* [SUPPLIED ENTRIES]
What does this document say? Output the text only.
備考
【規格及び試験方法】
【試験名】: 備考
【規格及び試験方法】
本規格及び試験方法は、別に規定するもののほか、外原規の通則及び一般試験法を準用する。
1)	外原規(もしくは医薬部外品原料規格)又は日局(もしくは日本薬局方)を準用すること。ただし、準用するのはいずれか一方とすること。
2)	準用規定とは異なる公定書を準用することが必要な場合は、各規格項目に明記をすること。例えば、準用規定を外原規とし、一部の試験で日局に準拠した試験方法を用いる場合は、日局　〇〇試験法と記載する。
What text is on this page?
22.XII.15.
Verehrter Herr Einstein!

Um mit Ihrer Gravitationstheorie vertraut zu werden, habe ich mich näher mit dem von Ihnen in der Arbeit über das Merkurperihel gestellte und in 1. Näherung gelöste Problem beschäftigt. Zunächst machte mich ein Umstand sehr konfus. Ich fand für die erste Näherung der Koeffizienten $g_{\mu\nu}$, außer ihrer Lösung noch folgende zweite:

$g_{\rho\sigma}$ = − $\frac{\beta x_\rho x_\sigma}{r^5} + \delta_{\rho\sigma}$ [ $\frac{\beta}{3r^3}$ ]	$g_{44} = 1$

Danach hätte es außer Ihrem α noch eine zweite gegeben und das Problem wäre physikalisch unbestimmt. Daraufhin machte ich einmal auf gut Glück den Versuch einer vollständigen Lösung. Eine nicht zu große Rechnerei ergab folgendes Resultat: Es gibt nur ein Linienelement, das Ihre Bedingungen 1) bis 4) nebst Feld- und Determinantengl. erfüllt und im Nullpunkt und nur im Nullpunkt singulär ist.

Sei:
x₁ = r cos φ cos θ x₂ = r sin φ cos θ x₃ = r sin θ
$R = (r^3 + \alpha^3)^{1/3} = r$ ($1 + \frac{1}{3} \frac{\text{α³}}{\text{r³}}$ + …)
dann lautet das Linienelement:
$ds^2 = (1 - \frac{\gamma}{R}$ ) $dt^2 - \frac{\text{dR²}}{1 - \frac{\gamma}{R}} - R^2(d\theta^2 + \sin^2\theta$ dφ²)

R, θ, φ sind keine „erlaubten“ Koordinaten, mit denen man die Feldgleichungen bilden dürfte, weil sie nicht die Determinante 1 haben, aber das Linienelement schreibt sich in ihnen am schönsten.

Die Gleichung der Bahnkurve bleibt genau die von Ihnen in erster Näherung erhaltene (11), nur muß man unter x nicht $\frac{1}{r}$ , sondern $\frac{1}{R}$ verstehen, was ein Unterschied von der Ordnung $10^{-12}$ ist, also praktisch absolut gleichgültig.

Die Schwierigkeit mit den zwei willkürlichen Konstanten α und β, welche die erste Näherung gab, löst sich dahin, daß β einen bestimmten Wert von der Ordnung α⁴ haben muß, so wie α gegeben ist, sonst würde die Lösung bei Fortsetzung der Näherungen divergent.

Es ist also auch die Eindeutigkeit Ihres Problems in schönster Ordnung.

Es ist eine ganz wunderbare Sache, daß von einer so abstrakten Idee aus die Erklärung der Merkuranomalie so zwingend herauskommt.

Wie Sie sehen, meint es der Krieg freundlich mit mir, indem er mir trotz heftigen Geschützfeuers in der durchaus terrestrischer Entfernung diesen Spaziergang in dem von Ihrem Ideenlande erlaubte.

* [WHAT THE TASK ASKS]
Scan the material for lines with the word "zweite", and copy each line you find.

* [WRITTEN ANSWER]
Um mit Ihrer Gravitationstheorie vertraut zu werden, habe ich mich näher mit dem von Ihnen in der Arbeit über das Merkurperihel gestellte und in 1. Näherung gelöste Problem beschäftigt. Zunächst machte mich ein Umstand sehr konfus. Ich fand für die erste Näherung der Koeffizienten $g_{\mu\nu}$, außer ihrer Lösung noch folgende zweite:
Danach hätte es außer Ihrem α noch eine zweite gegeben und das Problem wäre physikalisch unbestimmt. Daraufhin machte ich einmal auf gut Glück den Versuch einer vollständigen Lösung. Eine nicht zu große Rechnerei ergab folgendes Resultat: Es gibt nur ein Linienelement, das Ihre Bedingungen 1) bis 4) nebst Feld- und Determinantengl. erfüllt und im Nullpunkt und nur im Nullpunkt singulär ist.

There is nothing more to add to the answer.